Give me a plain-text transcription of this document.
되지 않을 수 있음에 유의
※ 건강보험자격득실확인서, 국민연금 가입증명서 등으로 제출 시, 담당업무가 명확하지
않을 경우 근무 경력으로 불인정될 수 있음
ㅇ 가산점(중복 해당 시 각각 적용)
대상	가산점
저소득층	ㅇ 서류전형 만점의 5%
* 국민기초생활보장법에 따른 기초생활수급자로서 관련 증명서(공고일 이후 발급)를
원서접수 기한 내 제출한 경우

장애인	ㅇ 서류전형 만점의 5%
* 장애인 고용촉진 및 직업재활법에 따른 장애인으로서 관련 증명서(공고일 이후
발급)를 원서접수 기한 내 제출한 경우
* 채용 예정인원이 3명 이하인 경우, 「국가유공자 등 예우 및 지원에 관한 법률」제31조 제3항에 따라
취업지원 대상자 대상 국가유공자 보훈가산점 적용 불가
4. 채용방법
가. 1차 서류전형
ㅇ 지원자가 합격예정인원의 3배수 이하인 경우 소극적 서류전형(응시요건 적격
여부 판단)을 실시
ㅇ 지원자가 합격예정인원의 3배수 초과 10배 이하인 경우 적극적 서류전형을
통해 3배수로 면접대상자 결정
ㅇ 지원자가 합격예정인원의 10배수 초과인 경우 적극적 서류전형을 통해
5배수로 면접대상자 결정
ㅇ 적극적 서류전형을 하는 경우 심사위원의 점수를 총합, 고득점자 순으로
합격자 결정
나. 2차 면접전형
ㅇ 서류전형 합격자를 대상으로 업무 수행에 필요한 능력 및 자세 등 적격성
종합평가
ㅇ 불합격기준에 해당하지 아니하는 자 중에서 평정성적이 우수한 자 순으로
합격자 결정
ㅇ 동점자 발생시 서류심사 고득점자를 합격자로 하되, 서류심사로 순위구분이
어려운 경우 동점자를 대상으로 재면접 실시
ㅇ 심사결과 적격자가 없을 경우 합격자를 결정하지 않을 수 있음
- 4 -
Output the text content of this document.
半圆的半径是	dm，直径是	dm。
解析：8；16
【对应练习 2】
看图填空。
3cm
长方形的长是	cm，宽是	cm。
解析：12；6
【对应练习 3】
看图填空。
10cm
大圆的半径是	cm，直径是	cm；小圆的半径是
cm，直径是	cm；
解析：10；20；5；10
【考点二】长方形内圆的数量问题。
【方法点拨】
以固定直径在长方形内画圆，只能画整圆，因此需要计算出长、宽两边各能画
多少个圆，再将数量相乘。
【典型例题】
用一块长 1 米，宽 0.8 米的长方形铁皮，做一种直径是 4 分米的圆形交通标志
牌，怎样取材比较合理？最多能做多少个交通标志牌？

----------

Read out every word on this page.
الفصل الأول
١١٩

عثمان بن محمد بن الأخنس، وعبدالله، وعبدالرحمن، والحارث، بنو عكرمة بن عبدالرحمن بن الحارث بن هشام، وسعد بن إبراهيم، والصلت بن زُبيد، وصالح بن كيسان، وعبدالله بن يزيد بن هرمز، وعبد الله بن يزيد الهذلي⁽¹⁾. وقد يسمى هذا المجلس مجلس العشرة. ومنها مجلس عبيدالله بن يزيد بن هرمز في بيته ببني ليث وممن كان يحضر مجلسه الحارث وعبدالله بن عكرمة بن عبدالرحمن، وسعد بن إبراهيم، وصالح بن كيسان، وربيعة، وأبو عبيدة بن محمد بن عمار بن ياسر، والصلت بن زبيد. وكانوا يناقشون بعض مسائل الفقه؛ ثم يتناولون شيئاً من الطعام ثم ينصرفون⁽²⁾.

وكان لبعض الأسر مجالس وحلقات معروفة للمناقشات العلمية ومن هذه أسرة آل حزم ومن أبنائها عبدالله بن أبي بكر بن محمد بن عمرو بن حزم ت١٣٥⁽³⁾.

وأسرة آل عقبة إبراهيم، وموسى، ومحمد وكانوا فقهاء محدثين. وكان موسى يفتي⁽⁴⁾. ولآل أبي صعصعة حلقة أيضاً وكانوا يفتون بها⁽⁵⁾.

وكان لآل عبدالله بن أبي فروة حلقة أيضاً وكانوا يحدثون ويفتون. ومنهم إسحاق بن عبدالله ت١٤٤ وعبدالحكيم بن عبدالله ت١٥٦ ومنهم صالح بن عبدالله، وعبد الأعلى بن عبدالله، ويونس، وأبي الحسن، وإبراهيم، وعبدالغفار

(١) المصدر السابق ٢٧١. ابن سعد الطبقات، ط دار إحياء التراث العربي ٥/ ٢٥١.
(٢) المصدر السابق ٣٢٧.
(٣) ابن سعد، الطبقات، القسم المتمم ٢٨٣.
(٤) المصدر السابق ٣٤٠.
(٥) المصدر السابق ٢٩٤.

----------

The problem: Search the listing for the word "지원자가" and return each line that holds it.

Task response:
ㅇ 지원자가 합격예정인원의 3배수 이하인 경우 소극적 서류전형(응시요건 적격
ㅇ 지원자가 합격예정인원의 3배수 초과 10배 이하인 경우 적극적 서류전형을
ㅇ 지원자가 합격예정인원의 10배수 초과인 경우 적극적 서류전형을 통해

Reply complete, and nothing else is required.